(Short exercise):
Your job is to restate each entry word for word.

Saved entries:

--

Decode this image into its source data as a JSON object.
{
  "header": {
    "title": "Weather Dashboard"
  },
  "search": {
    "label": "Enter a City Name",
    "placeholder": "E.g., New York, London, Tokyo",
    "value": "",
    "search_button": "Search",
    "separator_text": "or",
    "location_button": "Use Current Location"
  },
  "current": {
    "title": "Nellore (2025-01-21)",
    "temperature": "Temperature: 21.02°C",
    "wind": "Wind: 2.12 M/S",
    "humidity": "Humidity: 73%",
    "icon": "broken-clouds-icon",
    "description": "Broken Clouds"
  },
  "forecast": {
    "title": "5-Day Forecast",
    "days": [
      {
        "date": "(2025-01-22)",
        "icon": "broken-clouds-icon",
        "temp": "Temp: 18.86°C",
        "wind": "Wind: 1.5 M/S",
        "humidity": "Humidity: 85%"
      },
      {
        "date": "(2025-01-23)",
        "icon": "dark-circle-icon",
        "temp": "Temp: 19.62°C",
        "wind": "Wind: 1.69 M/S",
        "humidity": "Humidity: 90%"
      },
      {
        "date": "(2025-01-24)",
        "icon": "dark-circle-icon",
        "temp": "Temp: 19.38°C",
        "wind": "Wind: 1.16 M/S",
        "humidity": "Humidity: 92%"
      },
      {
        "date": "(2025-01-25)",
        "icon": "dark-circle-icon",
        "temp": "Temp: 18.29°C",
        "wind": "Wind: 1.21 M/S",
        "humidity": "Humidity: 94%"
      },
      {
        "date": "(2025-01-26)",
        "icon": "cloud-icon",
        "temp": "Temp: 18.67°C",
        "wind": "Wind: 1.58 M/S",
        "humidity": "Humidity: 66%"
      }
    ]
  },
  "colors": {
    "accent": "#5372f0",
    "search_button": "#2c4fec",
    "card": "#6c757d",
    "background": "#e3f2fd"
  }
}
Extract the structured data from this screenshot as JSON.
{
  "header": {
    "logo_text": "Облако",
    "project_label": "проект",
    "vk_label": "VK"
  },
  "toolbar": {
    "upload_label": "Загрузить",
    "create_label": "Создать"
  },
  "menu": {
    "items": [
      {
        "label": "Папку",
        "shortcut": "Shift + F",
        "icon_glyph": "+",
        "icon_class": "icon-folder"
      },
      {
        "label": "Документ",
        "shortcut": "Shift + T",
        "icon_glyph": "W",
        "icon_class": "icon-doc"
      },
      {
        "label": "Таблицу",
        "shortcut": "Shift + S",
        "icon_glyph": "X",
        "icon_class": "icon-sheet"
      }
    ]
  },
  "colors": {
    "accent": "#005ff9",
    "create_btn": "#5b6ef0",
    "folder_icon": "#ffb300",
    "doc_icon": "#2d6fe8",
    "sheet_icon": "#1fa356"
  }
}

--

(Finished answer):
Decode this image into its source data as a JSON object.
{
  "header": {
    "title": "Weather Dashboard"
  },
  "search": {
    "label": "Enter a City Name",
    "placeholder": "E.g., New York, London, Tokyo",
    "value": "",
    "search_button": "Search",
    "separator_text": "or",
    "location_button": "Use Current Location"
  },
  "current": {
    "title": "Nellore (2025-01-21)",
    "temperature": "Temperature: 21.02°C",
    "wind": "Wind: 2.12 M/S",
    "humidity": "Humidity: 73%",
    "icon": "broken-clouds-icon",
    "description": "Broken Clouds"
  },
  "forecast": {
    "title": "5-Day Forecast",
    "days": [
      {
        "date": "(2025-01-22)",
        "icon": "broken-clouds-icon",
        "temp": "Temp: 18.86°C",
        "wind": "Wind: 1.5 M/S",
        "humidity": "Humidity: 85%"
      },
      {
        "date": "(2025-01-23)",
        "icon": "dark-circle-icon",
        "temp": "Temp: 19.62°C",
        "wind": "Wind: 1.69 M/S",
        "humidity": "Humidity: 90%"
      },
      {
        "date": "(2025-01-24)",
        "icon": "dark-circle-icon",
        "temp": "Temp: 19.38°C",
        "wind": "Wind: 1.16 M/S",
        "humidity": "Humidity: 92%"
      },
      {
        "date": "(2025-01-25)",
        "icon": "dark-circle-icon",
        "temp": "Temp: 18.29°C",
        "wind": "Wind: 1.21 M/S",
        "humidity": "Humidity: 94%"
      },
      {
        "date": "(2025-01-26)",
        "icon": "cloud-icon",
        "temp": "Temp: 18.67°C",
        "wind": "Wind: 1.58 M/S",
        "humidity": "Humidity: 66%"
      }
    ]
  },
  "colors": {
    "accent": "#5372f0",
    "search_button": "#2c4fec",
    "card": "#6c757d",
    "background": "#e3f2fd"
  }
}
Extract the structured data from this screenshot as JSON.
{
  "header": {
    "logo_text": "Облако",
    "project_label": "проект",
    "vk_label": "VK"
  },
  "toolbar": {
    "upload_label": "Загрузить",
    "create_label": "Создать"
  },
  "menu": {
    "items": [
      {
        "label": "Папку",
        "shortcut": "Shift + F",
        "icon_glyph": "+",
        "icon_class": "icon-folder"
      },
      {
        "label": "Документ",
        "shortcut": "Shift + T",
        "icon_glyph": "W",
        "icon_class": "icon-doc"
      },
      {
        "label": "Таблицу",
        "shortcut": "Shift + S",
        "icon_glyph": "X",
        "icon_class": "icon-sheet"
      }
    ]
  },
  "colors": {
    "accent": "#005ff9",
    "create_btn": "#5b6ef0",
    "folder_icon": "#ffb300",
    "doc_icon": "#2d6fe8",
    "sheet_icon": "#1fa356"
  }
}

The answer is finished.